Collected data:
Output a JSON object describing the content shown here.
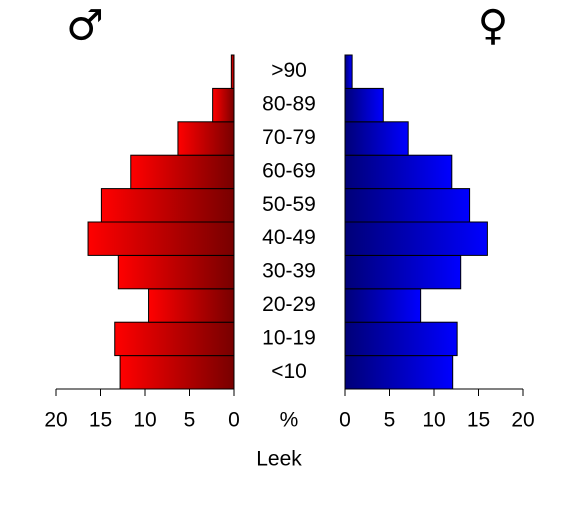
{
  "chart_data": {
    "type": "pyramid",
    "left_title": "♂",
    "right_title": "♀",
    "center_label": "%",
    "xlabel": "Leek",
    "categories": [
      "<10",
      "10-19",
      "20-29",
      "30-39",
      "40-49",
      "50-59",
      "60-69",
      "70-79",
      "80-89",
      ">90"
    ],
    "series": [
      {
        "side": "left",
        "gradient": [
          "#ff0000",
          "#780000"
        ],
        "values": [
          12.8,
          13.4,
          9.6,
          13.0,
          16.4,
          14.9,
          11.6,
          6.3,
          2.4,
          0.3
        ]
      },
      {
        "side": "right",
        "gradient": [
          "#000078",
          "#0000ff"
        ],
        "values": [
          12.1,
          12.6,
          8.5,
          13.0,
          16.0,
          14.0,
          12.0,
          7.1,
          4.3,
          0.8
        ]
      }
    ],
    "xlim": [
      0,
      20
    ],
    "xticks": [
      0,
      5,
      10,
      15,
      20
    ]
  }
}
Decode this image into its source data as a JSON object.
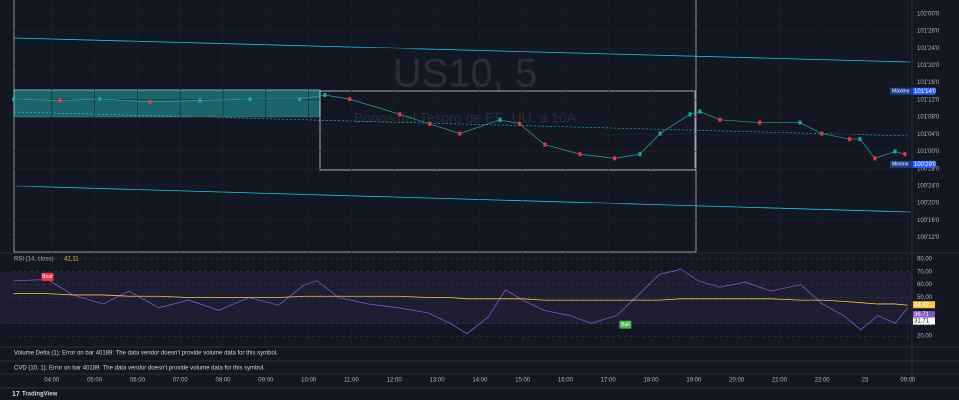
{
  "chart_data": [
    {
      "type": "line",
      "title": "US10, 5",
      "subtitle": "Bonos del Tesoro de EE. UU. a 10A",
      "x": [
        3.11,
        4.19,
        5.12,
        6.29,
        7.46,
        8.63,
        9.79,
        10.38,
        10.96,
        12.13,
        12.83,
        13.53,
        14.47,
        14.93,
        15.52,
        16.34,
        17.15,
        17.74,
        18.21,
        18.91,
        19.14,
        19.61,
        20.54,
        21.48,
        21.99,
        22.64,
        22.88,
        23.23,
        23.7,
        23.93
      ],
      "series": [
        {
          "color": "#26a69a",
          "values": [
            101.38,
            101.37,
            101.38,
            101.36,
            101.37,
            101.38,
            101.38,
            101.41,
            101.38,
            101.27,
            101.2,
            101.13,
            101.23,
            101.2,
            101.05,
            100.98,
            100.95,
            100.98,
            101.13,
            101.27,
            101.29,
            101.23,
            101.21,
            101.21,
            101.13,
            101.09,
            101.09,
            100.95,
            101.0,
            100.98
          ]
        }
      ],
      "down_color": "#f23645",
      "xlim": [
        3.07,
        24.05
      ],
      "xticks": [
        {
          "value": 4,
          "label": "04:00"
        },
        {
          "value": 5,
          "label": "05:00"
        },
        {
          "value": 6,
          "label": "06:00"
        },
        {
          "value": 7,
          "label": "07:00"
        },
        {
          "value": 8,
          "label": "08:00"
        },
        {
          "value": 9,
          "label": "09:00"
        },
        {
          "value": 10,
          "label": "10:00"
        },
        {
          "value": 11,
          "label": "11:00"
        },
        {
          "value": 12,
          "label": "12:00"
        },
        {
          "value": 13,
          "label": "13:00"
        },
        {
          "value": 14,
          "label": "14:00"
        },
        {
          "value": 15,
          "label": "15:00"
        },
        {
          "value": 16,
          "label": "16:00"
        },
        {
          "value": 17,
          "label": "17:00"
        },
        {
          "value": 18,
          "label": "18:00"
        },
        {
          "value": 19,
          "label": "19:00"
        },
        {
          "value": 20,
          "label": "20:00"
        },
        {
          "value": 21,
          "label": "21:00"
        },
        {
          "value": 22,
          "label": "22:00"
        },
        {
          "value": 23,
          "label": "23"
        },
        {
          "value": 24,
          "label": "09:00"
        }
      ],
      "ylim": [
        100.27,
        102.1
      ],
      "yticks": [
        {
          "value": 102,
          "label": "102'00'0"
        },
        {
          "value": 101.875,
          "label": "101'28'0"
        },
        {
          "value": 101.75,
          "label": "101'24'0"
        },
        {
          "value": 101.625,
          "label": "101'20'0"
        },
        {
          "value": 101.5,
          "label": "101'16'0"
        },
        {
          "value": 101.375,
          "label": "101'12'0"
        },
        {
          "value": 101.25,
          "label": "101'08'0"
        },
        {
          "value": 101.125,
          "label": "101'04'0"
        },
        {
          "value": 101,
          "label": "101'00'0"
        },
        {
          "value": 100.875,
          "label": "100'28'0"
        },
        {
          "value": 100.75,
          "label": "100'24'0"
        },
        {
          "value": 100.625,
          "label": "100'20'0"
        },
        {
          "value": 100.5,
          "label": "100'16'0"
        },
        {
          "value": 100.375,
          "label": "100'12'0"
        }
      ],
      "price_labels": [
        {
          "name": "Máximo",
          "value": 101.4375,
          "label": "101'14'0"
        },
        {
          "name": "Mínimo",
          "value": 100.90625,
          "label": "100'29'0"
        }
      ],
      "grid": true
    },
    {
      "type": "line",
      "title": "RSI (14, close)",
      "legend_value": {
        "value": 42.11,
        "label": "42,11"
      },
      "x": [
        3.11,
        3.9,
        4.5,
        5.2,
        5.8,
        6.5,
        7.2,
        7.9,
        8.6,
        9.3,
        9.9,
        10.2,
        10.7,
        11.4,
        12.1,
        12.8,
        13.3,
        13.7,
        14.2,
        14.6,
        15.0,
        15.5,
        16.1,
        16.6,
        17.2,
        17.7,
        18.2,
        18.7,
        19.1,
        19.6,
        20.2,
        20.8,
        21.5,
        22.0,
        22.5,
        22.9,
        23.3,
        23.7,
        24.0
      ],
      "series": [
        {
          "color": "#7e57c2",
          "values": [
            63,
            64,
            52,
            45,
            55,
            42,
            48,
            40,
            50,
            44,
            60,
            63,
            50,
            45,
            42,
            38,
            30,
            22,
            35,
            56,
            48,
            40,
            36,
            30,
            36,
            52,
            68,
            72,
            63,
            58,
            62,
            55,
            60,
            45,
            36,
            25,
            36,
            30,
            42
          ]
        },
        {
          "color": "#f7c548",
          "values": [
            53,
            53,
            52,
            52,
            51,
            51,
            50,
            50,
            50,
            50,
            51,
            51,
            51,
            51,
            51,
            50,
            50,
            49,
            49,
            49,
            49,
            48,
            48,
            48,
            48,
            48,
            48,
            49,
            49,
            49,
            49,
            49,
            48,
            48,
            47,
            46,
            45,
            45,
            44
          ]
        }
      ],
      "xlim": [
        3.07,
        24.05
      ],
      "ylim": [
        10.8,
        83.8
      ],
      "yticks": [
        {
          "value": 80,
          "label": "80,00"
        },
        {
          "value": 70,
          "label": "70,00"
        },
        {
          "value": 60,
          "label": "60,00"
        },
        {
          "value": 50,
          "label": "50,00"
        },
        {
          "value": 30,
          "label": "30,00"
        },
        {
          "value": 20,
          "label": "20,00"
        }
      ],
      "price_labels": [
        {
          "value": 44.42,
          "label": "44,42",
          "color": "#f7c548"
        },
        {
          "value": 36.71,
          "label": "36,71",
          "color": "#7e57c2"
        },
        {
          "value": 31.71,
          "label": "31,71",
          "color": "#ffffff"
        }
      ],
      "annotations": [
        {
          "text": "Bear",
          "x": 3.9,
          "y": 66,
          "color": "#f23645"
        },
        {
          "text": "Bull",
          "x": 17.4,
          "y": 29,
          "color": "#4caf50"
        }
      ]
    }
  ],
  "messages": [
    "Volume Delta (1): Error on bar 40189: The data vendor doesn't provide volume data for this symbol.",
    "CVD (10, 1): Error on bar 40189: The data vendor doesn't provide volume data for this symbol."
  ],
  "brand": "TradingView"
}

Problem to solve: Using the data above, print every line exactly, omitting pictures.

Expected answer:
Output a JSON object describing the content shown here.
{
  "chart_data": {
    "type": "pyramid",
    "left_title": "♂",
    "right_title": "♀",
    "center_label": "%",
    "xlabel": "Leek",
    "categories": [
      "<10",
      "10-19",
      "20-29",
      "30-39",
      "40-49",
      "50-59",
      "60-69",
      "70-79",
      "80-89",
      ">90"
    ],
    "series": [
      {
        "side": "left",
        "gradient": [
          "#ff0000",
          "#780000"
        ],
        "values": [
          12.8,
          13.4,
          9.6,
          13.0,
          16.4,
          14.9,
          11.6,
          6.3,
          2.4,
          0.3
        ]
      },
      {
        "side": "right",
        "gradient": [
          "#000078",
          "#0000ff"
        ],
        "values": [
          12.1,
          12.6,
          8.5,
          13.0,
          16.0,
          14.0,
          12.0,
          7.1,
          4.3,
          0.8
        ]
      }
    ],
    "xlim": [
      0,
      20
    ],
    "xticks": [
      0,
      5,
      10,
      15,
      20
    ]
  }
}
Decode this image into its source data as a JSON object.
{
  "chart_data": [
    {
      "type": "line",
      "title": "US10, 5",
      "subtitle": "Bonos del Tesoro de EE. UU. a 10A",
      "x": [
        3.11,
        4.19,
        5.12,
        6.29,
        7.46,
        8.63,
        9.79,
        10.38,
        10.96,
        12.13,
        12.83,
        13.53,
        14.47,
        14.93,
        15.52,
        16.34,
        17.15,
        17.74,
        18.21,
        18.91,
        19.14,
        19.61,
        20.54,
        21.48,
        21.99,
        22.64,
        22.88,
        23.23,
        23.7,
        23.93
      ],
      "series": [
        {
          "color": "#26a69a",
          "values": [
            101.38,
            101.37,
            101.38,
            101.36,
            101.37,
            101.38,
            101.38,
            101.41,
            101.38,
            101.27,
            101.2,
            101.13,
            101.23,
            101.2,
            101.05,
            100.98,
            100.95,
            100.98,
            101.13,
            101.27,
            101.29,
            101.23,
            101.21,
            101.21,
            101.13,
            101.09,
            101.09,
            100.95,
            101.0,
            100.98
          ]
        }
      ],
      "down_color": "#f23645",
      "xlim": [
        3.07,
        24.05
      ],
      "xticks": [
        {
          "value": 4,
          "label": "04:00"
        },
        {
          "value": 5,
          "label": "05:00"
        },
        {
          "value": 6,
          "label": "06:00"
        },
        {
          "value": 7,
          "label": "07:00"
        },
        {
          "value": 8,
          "label": "08:00"
        },
        {
          "value": 9,
          "label": "09:00"
        },
        {
          "value": 10,
          "label": "10:00"
        },
        {
          "value": 11,
          "label": "11:00"
        },
        {
          "value": 12,
          "label": "12:00"
        },
        {
          "value": 13,
          "label": "13:00"
        },
        {
          "value": 14,
          "label": "14:00"
        },
        {
          "value": 15,
          "label": "15:00"
        },
        {
          "value": 16,
          "label": "16:00"
        },
        {
          "value": 17,
          "label": "17:00"
        },
        {
          "value": 18,
          "label": "18:00"
        },
        {
          "value": 19,
          "label": "19:00"
        },
        {
          "value": 20,
          "label": "20:00"
        },
        {
          "value": 21,
          "label": "21:00"
        },
        {
          "value": 22,
          "label": "22:00"
        },
        {
          "value": 23,
          "label": "23"
        },
        {
          "value": 24,
          "label": "09:00"
        }
      ],
      "ylim": [
        100.27,
        102.1
      ],
      "yticks": [
        {
          "value": 102,
          "label": "102'00'0"
        },
        {
          "value": 101.875,
          "label": "101'28'0"
        },
        {
          "value": 101.75,
          "label": "101'24'0"
        },
        {
          "value": 101.625,
          "label": "101'20'0"
        },
        {
          "value": 101.5,
          "label": "101'16'0"
        },
        {
          "value": 101.375,
          "label": "101'12'0"
        },
        {
          "value": 101.25,
          "label": "101'08'0"
        },
        {
          "value": 101.125,
          "label": "101'04'0"
        },
        {
          "value": 101,
          "label": "101'00'0"
        },
        {
          "value": 100.875,
          "label": "100'28'0"
        },
        {
          "value": 100.75,
          "label": "100'24'0"
        },
        {
          "value": 100.625,
          "label": "100'20'0"
        },
        {
          "value": 100.5,
          "label": "100'16'0"
        },
        {
          "value": 100.375,
          "label": "100'12'0"
        }
      ],
      "price_labels": [
        {
          "name": "Máximo",
          "value": 101.4375,
          "label": "101'14'0"
        },
        {
          "name": "Mínimo",
          "value": 100.90625,
          "label": "100'29'0"
        }
      ],
      "grid": true
    },
    {
      "type": "line",
      "title": "RSI (14, close)",
      "legend_value": {
        "value": 42.11,
        "label": "42,11"
      },
      "x": [
        3.11,
        3.9,
        4.5,
        5.2,
        5.8,
        6.5,
        7.2,
        7.9,
        8.6,
        9.3,
        9.9,
        10.2,
        10.7,
        11.4,
        12.1,
        12.8,
        13.3,
        13.7,
        14.2,
        14.6,
        15.0,
        15.5,
        16.1,
        16.6,
        17.2,
        17.7,
        18.2,
        18.7,
        19.1,
        19.6,
        20.2,
        20.8,
        21.5,
        22.0,
        22.5,
        22.9,
        23.3,
        23.7,
        24.0
      ],
      "series": [
        {
          "color": "#7e57c2",
          "values": [
            63,
            64,
            52,
            45,
            55,
            42,
            48,
            40,
            50,
            44,
            60,
            63,
            50,
            45,
            42,
            38,
            30,
            22,
            35,
            56,
            48,
            40,
            36,
            30,
            36,
            52,
            68,
            72,
            63,
            58,
            62,
            55,
            60,
            45,
            36,
            25,
            36,
            30,
            42
          ]
        },
        {
          "color": "#f7c548",
          "values": [
            53,
            53,
            52,
            52,
            51,
            51,
            50,
            50,
            50,
            50,
            51,
            51,
            51,
            51,
            51,
            50,
            50,
            49,
            49,
            49,
            49,
            48,
            48,
            48,
            48,
            48,
            48,
            49,
            49,
            49,
            49,
            49,
            48,
            48,
            47,
            46,
            45,
            45,
            44
          ]
        }
      ],
      "xlim": [
        3.07,
        24.05
      ],
      "ylim": [
        10.8,
        83.8
      ],
      "yticks": [
        {
          "value": 80,
          "label": "80,00"
        },
        {
          "value": 70,
          "label": "70,00"
        },
        {
          "value": 60,
          "label": "60,00"
        },
        {
          "value": 50,
          "label": "50,00"
        },
        {
          "value": 30,
          "label": "30,00"
        },
        {
          "value": 20,
          "label": "20,00"
        }
      ],
      "price_labels": [
        {
          "value": 44.42,
          "label": "44,42",
          "color": "#f7c548"
        },
        {
          "value": 36.71,
          "label": "36,71",
          "color": "#7e57c2"
        },
        {
          "value": 31.71,
          "label": "31,71",
          "color": "#ffffff"
        }
      ],
      "annotations": [
        {
          "text": "Bear",
          "x": 3.9,
          "y": 66,
          "color": "#f23645"
        },
        {
          "text": "Bull",
          "x": 17.4,
          "y": 29,
          "color": "#4caf50"
        }
      ]
    }
  ],
  "messages": [
    "Volume Delta (1): Error on bar 40189: The data vendor doesn't provide volume data for this symbol.",
    "CVD (10, 1): Error on bar 40189: The data vendor doesn't provide volume data for this symbol."
  ],
  "brand": "TradingView"
}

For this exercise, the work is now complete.